#### Directions
Which lines hold the word "subtitle"? Copy each of them.

#### Collection entries
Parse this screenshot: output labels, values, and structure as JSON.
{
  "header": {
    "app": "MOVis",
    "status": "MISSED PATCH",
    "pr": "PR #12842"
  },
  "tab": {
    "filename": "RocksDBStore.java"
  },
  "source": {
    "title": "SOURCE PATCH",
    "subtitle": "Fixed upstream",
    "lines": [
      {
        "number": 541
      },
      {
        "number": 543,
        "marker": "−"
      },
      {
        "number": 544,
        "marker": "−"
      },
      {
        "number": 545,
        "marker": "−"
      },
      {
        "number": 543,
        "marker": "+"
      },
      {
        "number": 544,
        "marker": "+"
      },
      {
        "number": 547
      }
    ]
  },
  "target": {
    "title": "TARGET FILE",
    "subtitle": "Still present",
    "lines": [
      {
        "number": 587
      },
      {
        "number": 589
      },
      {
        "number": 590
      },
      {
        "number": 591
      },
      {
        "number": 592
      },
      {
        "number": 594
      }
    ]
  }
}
...
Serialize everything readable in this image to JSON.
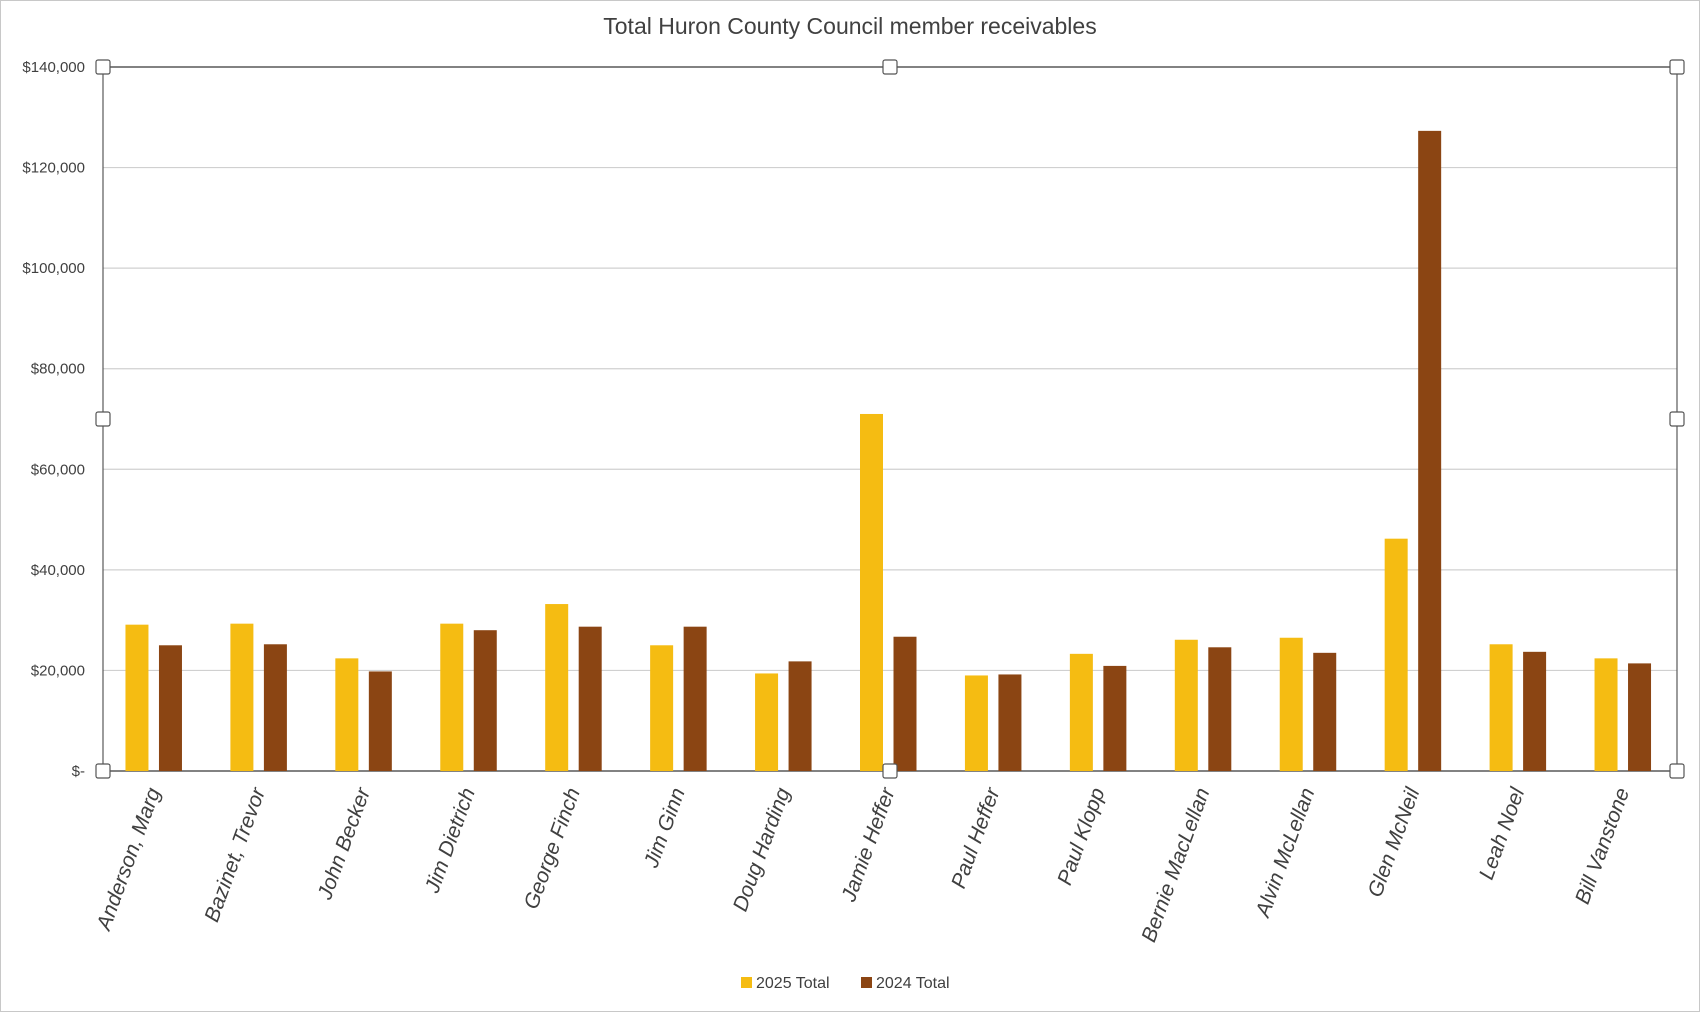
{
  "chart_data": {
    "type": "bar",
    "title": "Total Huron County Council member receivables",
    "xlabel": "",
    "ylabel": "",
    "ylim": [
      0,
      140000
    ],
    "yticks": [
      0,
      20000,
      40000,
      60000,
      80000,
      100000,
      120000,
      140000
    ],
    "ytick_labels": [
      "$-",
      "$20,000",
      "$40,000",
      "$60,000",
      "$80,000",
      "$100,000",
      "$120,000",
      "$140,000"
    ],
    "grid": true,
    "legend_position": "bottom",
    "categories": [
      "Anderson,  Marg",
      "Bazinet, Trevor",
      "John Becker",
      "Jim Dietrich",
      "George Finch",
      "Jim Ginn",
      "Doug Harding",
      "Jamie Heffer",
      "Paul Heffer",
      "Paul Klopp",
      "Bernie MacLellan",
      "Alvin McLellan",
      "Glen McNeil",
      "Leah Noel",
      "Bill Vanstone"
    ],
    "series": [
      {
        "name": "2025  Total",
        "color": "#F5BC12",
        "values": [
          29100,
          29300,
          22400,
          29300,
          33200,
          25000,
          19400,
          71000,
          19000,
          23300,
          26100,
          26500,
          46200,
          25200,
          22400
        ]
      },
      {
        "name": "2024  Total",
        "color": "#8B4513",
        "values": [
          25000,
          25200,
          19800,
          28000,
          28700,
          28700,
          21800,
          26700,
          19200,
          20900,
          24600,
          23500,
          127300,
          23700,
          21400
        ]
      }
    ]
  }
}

#### Solution
    "subtitle": "Fixed upstream",
    "subtitle": "Still present",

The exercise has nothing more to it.